» **What you will do**
The records are to be restated in their entirety, word for word.

(Part of a data file)
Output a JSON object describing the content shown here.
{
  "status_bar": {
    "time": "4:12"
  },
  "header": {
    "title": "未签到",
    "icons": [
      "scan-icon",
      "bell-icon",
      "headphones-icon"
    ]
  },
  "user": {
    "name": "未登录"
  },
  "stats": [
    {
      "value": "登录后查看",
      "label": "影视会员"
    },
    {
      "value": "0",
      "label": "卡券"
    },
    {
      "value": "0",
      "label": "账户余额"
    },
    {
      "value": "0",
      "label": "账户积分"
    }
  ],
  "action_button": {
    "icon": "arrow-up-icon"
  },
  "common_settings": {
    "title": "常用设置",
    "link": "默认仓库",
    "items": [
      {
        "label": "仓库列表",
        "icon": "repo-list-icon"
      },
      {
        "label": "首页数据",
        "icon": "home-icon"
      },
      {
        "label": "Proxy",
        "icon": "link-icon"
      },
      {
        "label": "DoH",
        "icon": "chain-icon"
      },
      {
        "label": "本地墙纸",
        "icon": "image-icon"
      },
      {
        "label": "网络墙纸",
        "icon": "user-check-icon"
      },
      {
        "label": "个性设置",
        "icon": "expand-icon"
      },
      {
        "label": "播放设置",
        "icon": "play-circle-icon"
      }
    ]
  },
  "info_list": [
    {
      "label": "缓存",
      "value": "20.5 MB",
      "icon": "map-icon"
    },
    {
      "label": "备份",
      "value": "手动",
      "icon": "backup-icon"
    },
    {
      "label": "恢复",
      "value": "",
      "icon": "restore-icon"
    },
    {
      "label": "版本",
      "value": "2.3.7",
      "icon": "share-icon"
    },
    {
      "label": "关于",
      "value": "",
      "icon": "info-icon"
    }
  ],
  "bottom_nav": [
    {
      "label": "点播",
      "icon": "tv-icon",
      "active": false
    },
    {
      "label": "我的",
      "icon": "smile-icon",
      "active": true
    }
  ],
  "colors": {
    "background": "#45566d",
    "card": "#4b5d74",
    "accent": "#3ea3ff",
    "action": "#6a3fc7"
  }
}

» **Result**
Output a JSON object describing the content shown here.
{
  "status_bar": {
    "time": "4:12"
  },
  "header": {
    "title": "未签到",
    "icons": [
      "scan-icon",
      "bell-icon",
      "headphones-icon"
    ]
  },
  "user": {
    "name": "未登录"
  },
  "stats": [
    {
      "value": "登录后查看",
      "label": "影视会员"
    },
    {
      "value": "0",
      "label": "卡券"
    },
    {
      "value": "0",
      "label": "账户余额"
    },
    {
      "value": "0",
      "label": "账户积分"
    }
  ],
  "action_button": {
    "icon": "arrow-up-icon"
  },
  "common_settings": {
    "title": "常用设置",
    "link": "默认仓库",
    "items": [
      {
        "label": "仓库列表",
        "icon": "repo-list-icon"
      },
      {
        "label": "首页数据",
        "icon": "home-icon"
      },
      {
        "label": "Proxy",
        "icon": "link-icon"
      },
      {
        "label": "DoH",
        "icon": "chain-icon"
      },
      {
        "label": "本地墙纸",
        "icon": "image-icon"
      },
      {
        "label": "网络墙纸",
        "icon": "user-check-icon"
      },
      {
        "label": "个性设置",
        "icon": "expand-icon"
      },
      {
        "label": "播放设置",
        "icon": "play-circle-icon"
      }
    ]
  },
  "info_list": [
    {
      "label": "缓存",
      "value": "20.5 MB",
      "icon": "map-icon"
    },
    {
      "label": "备份",
      "value": "手动",
      "icon": "backup-icon"
    },
    {
      "label": "恢复",
      "value": "",
      "icon": "restore-icon"
    },
    {
      "label": "版本",
      "value": "2.3.7",
      "icon": "share-icon"
    },
    {
      "label": "关于",
      "value": "",
      "icon": "info-icon"
    }
  ],
  "bottom_nav": [
    {
      "label": "点播",
      "icon": "tv-icon",
      "active": false
    },
    {
      "label": "我的",
      "icon": "smile-icon",
      "active": true
    }
  ],
  "colors": {
    "background": "#45566d",
    "card": "#4b5d74",
    "accent": "#3ea3ff",
    "action": "#6a3fc7"
  }
}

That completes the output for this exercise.